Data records

## Begin

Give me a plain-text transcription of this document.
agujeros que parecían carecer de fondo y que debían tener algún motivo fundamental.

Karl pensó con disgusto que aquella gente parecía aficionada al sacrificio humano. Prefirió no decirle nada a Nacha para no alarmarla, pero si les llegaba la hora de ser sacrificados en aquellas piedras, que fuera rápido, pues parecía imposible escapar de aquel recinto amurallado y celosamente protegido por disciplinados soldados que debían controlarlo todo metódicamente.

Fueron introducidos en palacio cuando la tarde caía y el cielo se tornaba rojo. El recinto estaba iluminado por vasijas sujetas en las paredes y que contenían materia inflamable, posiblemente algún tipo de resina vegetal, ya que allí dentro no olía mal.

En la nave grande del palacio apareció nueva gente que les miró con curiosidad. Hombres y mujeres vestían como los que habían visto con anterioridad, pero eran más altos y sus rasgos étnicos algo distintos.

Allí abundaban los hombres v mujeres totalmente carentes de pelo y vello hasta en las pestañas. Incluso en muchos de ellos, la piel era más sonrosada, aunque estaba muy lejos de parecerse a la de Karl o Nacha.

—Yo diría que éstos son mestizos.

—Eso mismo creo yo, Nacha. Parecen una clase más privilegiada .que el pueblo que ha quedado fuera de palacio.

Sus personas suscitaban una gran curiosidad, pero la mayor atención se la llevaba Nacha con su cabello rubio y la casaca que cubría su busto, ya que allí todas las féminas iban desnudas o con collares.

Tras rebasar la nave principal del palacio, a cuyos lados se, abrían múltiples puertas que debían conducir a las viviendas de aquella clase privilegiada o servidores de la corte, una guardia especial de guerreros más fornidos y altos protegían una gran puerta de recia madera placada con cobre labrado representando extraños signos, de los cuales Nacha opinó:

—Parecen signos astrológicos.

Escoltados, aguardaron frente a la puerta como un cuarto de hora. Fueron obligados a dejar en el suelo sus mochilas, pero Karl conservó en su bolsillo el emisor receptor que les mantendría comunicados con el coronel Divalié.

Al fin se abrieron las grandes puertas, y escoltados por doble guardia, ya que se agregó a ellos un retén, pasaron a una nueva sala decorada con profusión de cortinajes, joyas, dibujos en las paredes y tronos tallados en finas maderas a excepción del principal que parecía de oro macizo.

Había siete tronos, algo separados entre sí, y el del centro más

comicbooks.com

## End
## Begin

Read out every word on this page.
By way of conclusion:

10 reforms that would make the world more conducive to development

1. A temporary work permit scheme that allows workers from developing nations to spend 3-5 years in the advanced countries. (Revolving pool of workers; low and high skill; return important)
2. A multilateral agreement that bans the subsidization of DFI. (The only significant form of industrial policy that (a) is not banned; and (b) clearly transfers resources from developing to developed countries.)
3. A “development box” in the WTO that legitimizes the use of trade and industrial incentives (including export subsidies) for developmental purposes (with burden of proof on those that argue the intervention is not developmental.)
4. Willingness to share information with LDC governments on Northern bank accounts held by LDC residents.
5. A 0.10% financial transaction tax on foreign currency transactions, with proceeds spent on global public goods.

## End
## Begin

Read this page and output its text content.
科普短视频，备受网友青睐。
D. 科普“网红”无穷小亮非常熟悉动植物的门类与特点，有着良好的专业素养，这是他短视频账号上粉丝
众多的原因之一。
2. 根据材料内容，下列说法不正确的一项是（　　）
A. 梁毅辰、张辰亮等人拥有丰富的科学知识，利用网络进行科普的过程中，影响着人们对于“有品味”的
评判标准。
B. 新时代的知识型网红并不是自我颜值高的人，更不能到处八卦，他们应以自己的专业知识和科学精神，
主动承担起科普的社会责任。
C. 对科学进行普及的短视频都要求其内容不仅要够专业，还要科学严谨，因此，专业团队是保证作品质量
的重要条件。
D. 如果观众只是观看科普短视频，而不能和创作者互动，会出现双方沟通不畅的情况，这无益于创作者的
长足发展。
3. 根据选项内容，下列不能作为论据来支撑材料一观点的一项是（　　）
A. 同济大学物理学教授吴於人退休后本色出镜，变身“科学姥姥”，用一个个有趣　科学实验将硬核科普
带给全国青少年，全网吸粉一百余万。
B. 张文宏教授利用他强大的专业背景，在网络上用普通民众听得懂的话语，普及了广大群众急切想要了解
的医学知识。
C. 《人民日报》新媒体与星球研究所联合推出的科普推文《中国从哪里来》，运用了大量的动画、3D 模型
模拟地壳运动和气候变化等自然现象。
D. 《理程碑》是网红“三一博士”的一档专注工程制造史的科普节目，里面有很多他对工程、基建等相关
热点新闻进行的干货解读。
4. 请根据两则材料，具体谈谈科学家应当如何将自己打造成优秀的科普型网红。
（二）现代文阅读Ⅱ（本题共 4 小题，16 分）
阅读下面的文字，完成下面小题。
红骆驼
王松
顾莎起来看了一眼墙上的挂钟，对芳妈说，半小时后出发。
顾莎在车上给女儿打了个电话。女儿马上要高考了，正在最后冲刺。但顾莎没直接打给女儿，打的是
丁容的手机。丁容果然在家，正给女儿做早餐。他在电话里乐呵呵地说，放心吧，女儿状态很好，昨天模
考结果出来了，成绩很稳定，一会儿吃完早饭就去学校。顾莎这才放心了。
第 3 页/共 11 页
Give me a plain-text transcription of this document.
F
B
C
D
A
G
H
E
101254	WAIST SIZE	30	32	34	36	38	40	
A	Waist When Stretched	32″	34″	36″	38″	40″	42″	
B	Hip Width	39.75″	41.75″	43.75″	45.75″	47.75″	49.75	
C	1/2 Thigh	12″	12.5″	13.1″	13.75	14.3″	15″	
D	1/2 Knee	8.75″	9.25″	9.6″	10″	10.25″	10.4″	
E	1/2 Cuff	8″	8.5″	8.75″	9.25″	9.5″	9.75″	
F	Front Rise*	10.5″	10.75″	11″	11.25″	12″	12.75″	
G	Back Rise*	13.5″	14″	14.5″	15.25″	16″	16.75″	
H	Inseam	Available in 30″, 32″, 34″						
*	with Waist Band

## End

Exercise instructions: Show each line holding the word "curiosidad".

Reply to the task:
En la nave grande del palacio apareció nueva gente que les miró con curiosidad. Hombres y mujeres vestían como los que habían visto con anterioridad, pero eran más altos y sus rasgos étnicos algo distintos.
Sus personas suscitaban una gran curiosidad, pero la mayor atención se la llevaba Nacha con su cabello rubio y la casaca que cubría su busto, ya que allí todas las féminas iban desnudas o con collares.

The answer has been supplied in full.